# [Data excerpts]
--------------------------------------------------
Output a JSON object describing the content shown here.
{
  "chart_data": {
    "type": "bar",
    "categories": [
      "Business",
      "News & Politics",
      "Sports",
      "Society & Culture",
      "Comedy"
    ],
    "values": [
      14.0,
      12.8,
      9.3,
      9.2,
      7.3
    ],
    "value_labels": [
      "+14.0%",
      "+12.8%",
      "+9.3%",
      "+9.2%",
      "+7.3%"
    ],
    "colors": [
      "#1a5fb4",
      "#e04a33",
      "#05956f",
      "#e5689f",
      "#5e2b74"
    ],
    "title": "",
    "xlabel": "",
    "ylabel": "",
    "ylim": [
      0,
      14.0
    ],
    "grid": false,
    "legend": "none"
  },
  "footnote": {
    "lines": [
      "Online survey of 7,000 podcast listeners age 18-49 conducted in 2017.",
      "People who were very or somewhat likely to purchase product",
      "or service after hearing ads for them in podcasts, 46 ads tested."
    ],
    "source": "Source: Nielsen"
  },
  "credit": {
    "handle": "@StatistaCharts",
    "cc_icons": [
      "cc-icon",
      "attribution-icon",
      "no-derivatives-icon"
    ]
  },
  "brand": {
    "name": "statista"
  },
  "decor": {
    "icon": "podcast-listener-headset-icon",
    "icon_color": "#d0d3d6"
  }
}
--------------------------------------------------
# [What the task requires]
Extract all lines as given.

# [Exercise response]
Output a JSON object describing the content shown here.
{
  "chart_data": {
    "type": "bar",
    "categories": [
      "Business",
      "News & Politics",
      "Sports",
      "Society & Culture",
      "Comedy"
    ],
    "values": [
      14.0,
      12.8,
      9.3,
      9.2,
      7.3
    ],
    "value_labels": [
      "+14.0%",
      "+12.8%",
      "+9.3%",
      "+9.2%",
      "+7.3%"
    ],
    "colors": [
      "#1a5fb4",
      "#e04a33",
      "#05956f",
      "#e5689f",
      "#5e2b74"
    ],
    "title": "",
    "xlabel": "",
    "ylabel": "",
    "ylim": [
      0,
      14.0
    ],
    "grid": false,
    "legend": "none"
  },
  "footnote": {
    "lines": [
      "Online survey of 7,000 podcast listeners age 18-49 conducted in 2017.",
      "People who were very or somewhat likely to purchase product",
      "or service after hearing ads for them in podcasts, 46 ads tested."
    ],
    "source": "Source: Nielsen"
  },
  "credit": {
    "handle": "@StatistaCharts",
    "cc_icons": [
      "cc-icon",
      "attribution-icon",
      "no-derivatives-icon"
    ]
  },
  "brand": {
    "name": "statista"
  },
  "decor": {
    "icon": "podcast-listener-headset-icon",
    "icon_color": "#d0d3d6"
  }
}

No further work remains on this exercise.